Aim of the exercise >>
Please give the count of lines holding the string "channels" and nothing besides.

Records to use >>
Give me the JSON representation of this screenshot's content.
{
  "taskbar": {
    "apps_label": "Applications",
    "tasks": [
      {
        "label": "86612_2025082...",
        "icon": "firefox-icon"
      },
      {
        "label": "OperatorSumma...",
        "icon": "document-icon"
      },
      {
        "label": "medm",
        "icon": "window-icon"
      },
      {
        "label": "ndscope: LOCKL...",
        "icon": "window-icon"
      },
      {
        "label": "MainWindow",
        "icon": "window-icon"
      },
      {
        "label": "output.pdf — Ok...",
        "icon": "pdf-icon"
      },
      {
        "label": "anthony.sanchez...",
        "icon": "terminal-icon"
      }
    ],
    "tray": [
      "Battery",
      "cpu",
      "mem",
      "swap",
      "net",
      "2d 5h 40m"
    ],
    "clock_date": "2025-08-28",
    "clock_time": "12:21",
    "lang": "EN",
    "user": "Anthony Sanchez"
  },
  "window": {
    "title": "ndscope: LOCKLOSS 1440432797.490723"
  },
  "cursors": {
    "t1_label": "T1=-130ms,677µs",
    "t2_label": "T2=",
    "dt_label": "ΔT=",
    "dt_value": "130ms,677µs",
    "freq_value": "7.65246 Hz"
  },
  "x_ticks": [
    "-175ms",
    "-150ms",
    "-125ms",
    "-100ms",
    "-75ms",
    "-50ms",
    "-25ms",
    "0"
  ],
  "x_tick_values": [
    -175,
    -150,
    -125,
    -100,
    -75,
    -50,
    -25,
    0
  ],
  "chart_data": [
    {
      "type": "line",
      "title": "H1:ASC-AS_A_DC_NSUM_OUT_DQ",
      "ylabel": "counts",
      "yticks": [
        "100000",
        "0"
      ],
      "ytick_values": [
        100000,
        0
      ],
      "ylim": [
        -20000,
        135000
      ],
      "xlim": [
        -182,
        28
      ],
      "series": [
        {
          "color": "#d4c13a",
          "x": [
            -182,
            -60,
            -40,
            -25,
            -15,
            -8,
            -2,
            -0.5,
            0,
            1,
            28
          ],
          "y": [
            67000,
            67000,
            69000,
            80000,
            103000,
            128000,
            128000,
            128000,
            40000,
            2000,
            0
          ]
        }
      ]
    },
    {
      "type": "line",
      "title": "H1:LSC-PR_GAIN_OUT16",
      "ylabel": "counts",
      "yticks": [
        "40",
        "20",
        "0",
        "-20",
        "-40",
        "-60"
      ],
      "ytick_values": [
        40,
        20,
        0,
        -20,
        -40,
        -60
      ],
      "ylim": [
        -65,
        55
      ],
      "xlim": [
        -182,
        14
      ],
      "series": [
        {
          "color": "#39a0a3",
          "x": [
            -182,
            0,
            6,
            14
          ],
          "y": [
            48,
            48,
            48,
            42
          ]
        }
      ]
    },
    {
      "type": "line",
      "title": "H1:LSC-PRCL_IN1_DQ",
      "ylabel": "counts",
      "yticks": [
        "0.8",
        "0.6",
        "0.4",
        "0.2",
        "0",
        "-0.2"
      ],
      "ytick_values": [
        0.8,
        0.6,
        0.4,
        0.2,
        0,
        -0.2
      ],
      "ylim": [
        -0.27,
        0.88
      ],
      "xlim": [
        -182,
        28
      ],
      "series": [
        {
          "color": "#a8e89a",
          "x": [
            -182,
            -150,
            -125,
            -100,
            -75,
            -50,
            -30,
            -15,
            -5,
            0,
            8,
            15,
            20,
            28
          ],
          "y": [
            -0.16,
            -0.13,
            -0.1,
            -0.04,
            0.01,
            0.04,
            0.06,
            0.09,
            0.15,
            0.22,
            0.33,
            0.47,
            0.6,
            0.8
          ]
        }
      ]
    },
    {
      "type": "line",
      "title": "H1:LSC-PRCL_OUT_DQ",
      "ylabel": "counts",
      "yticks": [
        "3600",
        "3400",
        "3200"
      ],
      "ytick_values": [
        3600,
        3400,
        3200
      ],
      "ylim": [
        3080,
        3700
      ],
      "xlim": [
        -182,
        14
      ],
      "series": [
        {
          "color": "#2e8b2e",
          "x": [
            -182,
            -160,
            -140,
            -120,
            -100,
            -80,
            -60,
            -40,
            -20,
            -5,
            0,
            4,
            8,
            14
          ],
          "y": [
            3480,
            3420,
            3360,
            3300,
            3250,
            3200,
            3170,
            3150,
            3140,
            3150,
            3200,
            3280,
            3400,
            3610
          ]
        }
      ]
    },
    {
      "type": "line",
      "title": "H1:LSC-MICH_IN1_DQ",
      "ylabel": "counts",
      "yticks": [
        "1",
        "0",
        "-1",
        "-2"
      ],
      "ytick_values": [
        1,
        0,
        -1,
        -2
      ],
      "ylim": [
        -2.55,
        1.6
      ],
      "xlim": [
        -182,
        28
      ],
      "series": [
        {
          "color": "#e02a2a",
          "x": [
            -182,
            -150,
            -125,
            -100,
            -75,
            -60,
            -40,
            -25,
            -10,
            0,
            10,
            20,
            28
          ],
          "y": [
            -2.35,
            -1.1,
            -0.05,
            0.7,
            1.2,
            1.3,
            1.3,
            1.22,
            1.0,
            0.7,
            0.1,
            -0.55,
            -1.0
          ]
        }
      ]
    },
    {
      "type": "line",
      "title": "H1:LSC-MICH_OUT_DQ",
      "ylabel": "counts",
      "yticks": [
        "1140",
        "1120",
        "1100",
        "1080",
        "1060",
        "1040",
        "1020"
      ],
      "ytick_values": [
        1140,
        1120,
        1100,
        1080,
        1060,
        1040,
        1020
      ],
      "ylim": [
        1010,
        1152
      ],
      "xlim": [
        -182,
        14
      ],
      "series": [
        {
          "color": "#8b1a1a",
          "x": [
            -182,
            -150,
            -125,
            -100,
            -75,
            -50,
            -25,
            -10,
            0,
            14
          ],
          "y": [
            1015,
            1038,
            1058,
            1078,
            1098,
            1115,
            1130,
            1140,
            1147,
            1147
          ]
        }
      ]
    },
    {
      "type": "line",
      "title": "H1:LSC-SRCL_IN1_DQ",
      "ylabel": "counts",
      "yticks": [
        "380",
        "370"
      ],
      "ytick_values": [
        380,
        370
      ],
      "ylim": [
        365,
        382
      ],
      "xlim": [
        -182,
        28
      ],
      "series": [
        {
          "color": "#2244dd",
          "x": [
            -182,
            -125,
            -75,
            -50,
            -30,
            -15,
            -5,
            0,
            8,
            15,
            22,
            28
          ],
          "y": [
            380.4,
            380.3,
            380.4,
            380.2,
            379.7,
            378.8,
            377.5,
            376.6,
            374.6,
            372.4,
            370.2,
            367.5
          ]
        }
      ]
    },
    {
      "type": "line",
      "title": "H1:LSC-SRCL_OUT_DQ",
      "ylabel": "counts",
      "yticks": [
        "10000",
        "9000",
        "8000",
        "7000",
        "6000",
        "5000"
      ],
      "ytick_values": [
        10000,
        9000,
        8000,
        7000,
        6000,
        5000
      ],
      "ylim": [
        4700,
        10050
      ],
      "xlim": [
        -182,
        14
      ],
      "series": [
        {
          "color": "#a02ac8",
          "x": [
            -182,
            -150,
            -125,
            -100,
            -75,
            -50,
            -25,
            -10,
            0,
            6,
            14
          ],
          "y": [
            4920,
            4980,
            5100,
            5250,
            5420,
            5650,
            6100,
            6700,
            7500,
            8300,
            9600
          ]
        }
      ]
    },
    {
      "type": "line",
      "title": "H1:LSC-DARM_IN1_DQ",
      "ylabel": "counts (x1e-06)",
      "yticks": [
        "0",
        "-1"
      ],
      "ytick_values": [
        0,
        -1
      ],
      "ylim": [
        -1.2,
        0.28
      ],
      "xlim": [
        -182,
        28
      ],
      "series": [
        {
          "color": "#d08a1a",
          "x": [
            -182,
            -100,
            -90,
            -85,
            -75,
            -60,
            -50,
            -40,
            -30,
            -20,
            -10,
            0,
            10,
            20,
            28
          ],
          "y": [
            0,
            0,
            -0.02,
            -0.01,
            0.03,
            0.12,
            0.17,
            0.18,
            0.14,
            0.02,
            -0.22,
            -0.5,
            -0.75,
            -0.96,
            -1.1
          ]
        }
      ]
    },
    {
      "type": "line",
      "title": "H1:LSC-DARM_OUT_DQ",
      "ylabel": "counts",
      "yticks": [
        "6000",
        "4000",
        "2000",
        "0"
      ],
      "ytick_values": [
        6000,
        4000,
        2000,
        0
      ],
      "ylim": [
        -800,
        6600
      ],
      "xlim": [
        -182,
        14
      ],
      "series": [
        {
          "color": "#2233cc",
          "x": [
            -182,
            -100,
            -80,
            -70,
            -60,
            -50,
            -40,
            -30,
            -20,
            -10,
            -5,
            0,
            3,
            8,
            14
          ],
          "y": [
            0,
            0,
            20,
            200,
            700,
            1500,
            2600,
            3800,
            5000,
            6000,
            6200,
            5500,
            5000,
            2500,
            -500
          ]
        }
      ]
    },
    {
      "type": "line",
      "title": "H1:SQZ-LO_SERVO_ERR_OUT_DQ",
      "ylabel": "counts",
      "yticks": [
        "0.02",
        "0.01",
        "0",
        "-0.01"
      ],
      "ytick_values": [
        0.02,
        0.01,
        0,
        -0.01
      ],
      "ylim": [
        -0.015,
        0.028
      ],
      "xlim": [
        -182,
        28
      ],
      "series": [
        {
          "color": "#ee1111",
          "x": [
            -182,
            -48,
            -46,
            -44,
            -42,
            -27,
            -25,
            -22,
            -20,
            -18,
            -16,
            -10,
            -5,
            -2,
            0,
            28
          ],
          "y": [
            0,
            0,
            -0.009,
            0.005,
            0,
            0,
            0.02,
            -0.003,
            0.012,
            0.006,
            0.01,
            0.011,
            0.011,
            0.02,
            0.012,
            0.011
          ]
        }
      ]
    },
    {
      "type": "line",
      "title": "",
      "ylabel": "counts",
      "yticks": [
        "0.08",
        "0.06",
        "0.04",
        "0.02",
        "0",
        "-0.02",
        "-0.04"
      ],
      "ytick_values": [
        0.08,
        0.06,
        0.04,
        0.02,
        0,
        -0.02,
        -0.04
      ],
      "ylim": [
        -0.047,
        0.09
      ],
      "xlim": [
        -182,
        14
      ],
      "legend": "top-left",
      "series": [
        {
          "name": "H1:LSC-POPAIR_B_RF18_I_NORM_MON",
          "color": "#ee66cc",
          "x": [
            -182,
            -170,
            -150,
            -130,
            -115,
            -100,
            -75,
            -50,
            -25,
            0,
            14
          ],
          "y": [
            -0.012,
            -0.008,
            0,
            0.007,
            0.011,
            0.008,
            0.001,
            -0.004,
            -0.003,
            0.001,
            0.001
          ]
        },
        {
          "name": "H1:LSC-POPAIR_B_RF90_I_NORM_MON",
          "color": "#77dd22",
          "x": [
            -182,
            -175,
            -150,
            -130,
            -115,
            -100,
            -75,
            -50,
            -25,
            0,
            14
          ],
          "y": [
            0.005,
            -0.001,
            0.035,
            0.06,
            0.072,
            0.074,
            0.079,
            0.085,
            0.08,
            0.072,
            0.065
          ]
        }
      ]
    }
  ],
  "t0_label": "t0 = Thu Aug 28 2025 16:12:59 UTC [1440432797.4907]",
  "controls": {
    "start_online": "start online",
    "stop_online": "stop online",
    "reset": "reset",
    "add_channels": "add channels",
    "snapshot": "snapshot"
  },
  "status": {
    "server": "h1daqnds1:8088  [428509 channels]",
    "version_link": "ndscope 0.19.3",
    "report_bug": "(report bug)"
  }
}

Task output >>
2